━━ Dataset entries ━━

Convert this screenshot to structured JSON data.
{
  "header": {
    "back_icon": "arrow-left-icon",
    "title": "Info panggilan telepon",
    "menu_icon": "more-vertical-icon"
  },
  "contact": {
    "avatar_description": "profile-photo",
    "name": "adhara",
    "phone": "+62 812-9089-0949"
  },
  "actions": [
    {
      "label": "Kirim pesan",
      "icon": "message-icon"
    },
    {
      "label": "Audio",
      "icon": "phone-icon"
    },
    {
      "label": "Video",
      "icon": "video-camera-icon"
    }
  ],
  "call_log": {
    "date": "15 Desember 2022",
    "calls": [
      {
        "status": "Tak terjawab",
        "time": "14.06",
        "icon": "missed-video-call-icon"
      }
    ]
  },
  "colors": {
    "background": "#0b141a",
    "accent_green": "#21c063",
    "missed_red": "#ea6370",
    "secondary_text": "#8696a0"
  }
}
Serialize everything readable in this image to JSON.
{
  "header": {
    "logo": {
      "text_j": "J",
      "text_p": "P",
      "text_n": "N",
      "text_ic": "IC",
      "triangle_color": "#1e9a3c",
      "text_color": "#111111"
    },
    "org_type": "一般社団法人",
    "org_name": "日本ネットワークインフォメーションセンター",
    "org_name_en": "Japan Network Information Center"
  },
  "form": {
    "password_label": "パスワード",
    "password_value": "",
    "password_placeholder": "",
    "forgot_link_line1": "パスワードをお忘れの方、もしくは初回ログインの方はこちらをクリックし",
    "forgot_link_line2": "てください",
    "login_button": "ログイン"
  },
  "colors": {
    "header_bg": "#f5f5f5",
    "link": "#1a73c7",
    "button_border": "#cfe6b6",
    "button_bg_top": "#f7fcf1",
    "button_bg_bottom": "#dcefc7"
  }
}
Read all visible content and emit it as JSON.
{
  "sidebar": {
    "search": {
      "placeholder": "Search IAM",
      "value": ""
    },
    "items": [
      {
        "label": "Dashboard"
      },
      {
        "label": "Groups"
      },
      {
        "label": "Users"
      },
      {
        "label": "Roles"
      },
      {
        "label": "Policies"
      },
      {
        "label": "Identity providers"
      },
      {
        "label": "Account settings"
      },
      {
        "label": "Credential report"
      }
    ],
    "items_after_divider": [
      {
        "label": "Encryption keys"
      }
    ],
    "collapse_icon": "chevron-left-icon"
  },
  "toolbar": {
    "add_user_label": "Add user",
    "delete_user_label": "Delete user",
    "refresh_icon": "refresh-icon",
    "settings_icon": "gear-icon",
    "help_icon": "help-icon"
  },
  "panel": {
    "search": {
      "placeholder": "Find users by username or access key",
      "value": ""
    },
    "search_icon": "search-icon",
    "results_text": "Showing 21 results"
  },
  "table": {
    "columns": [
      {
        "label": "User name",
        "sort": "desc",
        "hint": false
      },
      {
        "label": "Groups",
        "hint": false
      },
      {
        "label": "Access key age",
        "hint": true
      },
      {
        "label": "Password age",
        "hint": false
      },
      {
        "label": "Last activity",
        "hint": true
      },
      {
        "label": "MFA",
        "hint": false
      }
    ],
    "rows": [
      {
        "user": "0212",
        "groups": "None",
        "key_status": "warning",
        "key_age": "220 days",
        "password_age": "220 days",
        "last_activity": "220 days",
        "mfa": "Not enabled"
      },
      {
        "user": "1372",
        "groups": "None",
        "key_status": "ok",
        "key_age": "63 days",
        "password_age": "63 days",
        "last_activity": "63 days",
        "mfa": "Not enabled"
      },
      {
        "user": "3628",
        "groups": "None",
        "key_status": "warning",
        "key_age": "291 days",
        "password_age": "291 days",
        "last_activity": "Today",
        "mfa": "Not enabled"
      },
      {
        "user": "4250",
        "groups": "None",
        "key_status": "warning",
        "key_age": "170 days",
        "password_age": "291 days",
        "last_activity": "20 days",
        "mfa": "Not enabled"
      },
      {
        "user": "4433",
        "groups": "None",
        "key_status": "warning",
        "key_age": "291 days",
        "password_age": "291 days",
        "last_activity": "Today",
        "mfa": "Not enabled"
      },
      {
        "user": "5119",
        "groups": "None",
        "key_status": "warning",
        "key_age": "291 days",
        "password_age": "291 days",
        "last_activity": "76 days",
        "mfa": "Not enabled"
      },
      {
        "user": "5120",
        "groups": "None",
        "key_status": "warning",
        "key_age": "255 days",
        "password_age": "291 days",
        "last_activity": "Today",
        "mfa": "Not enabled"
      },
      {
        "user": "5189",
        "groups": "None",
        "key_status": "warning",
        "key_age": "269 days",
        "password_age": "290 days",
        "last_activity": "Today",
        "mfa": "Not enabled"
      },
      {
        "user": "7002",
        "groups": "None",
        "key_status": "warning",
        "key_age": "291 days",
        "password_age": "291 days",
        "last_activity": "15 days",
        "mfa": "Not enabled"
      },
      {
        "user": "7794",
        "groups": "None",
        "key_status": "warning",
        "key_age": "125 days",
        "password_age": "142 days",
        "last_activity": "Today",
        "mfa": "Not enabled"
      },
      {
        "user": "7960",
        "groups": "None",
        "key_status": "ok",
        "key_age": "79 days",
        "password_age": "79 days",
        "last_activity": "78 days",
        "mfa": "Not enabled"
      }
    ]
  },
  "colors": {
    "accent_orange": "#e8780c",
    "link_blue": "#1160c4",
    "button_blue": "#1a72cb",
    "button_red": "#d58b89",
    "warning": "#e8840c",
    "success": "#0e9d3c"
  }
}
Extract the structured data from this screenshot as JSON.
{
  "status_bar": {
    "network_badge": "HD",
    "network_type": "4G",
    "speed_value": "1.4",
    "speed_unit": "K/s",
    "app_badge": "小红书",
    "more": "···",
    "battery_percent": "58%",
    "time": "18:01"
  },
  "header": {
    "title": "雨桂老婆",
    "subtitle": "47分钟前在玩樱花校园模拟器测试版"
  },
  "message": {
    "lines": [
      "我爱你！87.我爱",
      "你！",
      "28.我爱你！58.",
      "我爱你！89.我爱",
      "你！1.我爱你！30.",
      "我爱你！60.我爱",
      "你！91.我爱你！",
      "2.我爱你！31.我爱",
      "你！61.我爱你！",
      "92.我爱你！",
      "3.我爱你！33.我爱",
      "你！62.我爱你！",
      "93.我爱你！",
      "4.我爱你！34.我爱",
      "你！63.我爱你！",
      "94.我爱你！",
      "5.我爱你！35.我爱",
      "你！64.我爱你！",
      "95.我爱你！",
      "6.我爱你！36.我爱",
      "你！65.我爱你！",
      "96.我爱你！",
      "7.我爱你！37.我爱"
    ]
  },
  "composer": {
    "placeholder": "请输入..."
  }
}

━━━

**Given instruction**
Using the listing above, reproduce each line without omission.

**Response to this exercise**
Convert this screenshot to structured JSON data.
{
  "header": {
    "back_icon": "arrow-left-icon",
    "title": "Info panggilan telepon",
    "menu_icon": "more-vertical-icon"
  },
  "contact": {
    "avatar_description": "profile-photo",
    "name": "adhara",
    "phone": "+62 812-9089-0949"
  },
  "actions": [
    {
      "label": "Kirim pesan",
      "icon": "message-icon"
    },
    {
      "label": "Audio",
      "icon": "phone-icon"
    },
    {
      "label": "Video",
      "icon": "video-camera-icon"
    }
  ],
  "call_log": {
    "date": "15 Desember 2022",
    "calls": [
      {
        "status": "Tak terjawab",
        "time": "14.06",
        "icon": "missed-video-call-icon"
      }
    ]
  },
  "colors": {
    "background": "#0b141a",
    "accent_green": "#21c063",
    "missed_red": "#ea6370",
    "secondary_text": "#8696a0"
  }
}
Serialize everything readable in this image to JSON.
{
  "header": {
    "logo": {
      "text_j": "J",
      "text_p": "P",
      "text_n": "N",
      "text_ic": "IC",
      "triangle_color": "#1e9a3c",
      "text_color": "#111111"
    },
    "org_type": "一般社団法人",
    "org_name": "日本ネットワークインフォメーションセンター",
    "org_name_en": "Japan Network Information Center"
  },
  "form": {
    "password_label": "パスワード",
    "password_value": "",
    "password_placeholder": "",
    "forgot_link_line1": "パスワードをお忘れの方、もしくは初回ログインの方はこちらをクリックし",
    "forgot_link_line2": "てください",
    "login_button": "ログイン"
  },
  "colors": {
    "header_bg": "#f5f5f5",
    "link": "#1a73c7",
    "button_border": "#cfe6b6",
    "button_bg_top": "#f7fcf1",
    "button_bg_bottom": "#dcefc7"
  }
}
Read all visible content and emit it as JSON.
{
  "sidebar": {
    "search": {
      "placeholder": "Search IAM",
      "value": ""
    },
    "items": [
      {
        "label": "Dashboard"
      },
      {
        "label": "Groups"
      },
      {
        "label": "Users"
      },
      {
        "label": "Roles"
      },
      {
        "label": "Policies"
      },
      {
        "label": "Identity providers"
      },
      {
        "label": "Account settings"
      },
      {
        "label": "Credential report"
      }
    ],
    "items_after_divider": [
      {
        "label": "Encryption keys"
      }
    ],
    "collapse_icon": "chevron-left-icon"
  },
  "toolbar": {
    "add_user_label": "Add user",
    "delete_user_label": "Delete user",
    "refresh_icon": "refresh-icon",
    "settings_icon": "gear-icon",
    "help_icon": "help-icon"
  },
  "panel": {
    "search": {
      "placeholder": "Find users by username or access key",
      "value": ""
    },
    "search_icon": "search-icon",
    "results_text": "Showing 21 results"
  },
  "table": {
    "columns": [
      {
        "label": "User name",
        "sort": "desc",
        "hint": false
      },
      {
        "label": "Groups",
        "hint": false
      },
      {
        "label": "Access key age",
        "hint": true
      },
      {
        "label": "Password age",
        "hint": false
      },
      {
        "label": "Last activity",
        "hint": true
      },
      {
        "label": "MFA",
        "hint": false
      }
    ],
    "rows": [
      {
        "user": "0212",
        "groups": "None",
        "key_status": "warning",
        "key_age": "220 days",
        "password_age": "220 days",
        "last_activity": "220 days",
        "mfa": "Not enabled"
      },
      {
        "user": "1372",
        "groups": "None",
        "key_status": "ok",
        "key_age": "63 days",
        "password_age": "63 days",
        "last_activity": "63 days",
        "mfa": "Not enabled"
      },
      {
        "user": "3628",
        "groups": "None",
        "key_status": "warning",
        "key_age": "291 days",
        "password_age": "291 days",
        "last_activity": "Today",
        "mfa": "Not enabled"
      },
      {
        "user": "4250",
        "groups": "None",
        "key_status": "warning",
        "key_age": "170 days",
        "password_age": "291 days",
        "last_activity": "20 days",
        "mfa": "Not enabled"
      },
      {
        "user": "4433",
        "groups": "None",
        "key_status": "warning",
        "key_age": "291 days",
        "password_age": "291 days",
        "last_activity": "Today",
        "mfa": "Not enabled"
      },
      {
        "user": "5119",
        "groups": "None",
        "key_status": "warning",
        "key_age": "291 days",
        "password_age": "291 days",
        "last_activity": "76 days",
        "mfa": "Not enabled"
      },
      {
        "user": "5120",
        "groups": "None",
        "key_status": "warning",
        "key_age": "255 days",
        "password_age": "291 days",
        "last_activity": "Today",
        "mfa": "Not enabled"
      },
      {
        "user": "5189",
        "groups": "None",
        "key_status": "warning",
        "key_age": "269 days",
        "password_age": "290 days",
        "last_activity": "Today",
        "mfa": "Not enabled"
      },
      {
        "user": "7002",
        "groups": "None",
        "key_status": "warning",
        "key_age": "291 days",
        "password_age": "291 days",
        "last_activity": "15 days",
        "mfa": "Not enabled"
      },
      {
        "user": "7794",
        "groups": "None",
        "key_status": "warning",
        "key_age": "125 days",
        "password_age": "142 days",
        "last_activity": "Today",
        "mfa": "Not enabled"
      },
      {
        "user": "7960",
        "groups": "None",
        "key_status": "ok",
        "key_age": "79 days",
        "password_age": "79 days",
        "last_activity": "78 days",
        "mfa": "Not enabled"
      }
    ]
  },
  "colors": {
    "accent_orange": "#e8780c",
    "link_blue": "#1160c4",
    "button_blue": "#1a72cb",
    "button_red": "#d58b89",
    "warning": "#e8840c",
    "success": "#0e9d3c"
  }
}
Extract the structured data from this screenshot as JSON.
{
  "status_bar": {
    "network_badge": "HD",
    "network_type": "4G",
    "speed_value": "1.4",
    "speed_unit": "K/s",
    "app_badge": "小红书",
    "more": "···",
    "battery_percent": "58%",
    "time": "18:01"
  },
  "header": {
    "title": "雨桂老婆",
    "subtitle": "47分钟前在玩樱花校园模拟器测试版"
  },
  "message": {
    "lines": [
      "我爱你！87.我爱",
      "你！",
      "28.我爱你！58.",
      "我爱你！89.我爱",
      "你！1.我爱你！30.",
      "我爱你！60.我爱",
      "你！91.我爱你！",
      "2.我爱你！31.我爱",
      "你！61.我爱你！",
      "92.我爱你！",
      "3.我爱你！33.我爱",
      "你！62.我爱你！",
      "93.我爱你！",
      "4.我爱你！34.我爱",
      "你！63.我爱你！",
      "94.我爱你！",
      "5.我爱你！35.我爱",
      "你！64.我爱你！",
      "95.我爱你！",
      "6.我爱你！36.我爱",
      "你！65.我爱你！",
      "96.我爱你！",
      "7.我爱你！37.我爱"
    ]
  },
  "composer": {
    "placeholder": "请输入..."
  }
}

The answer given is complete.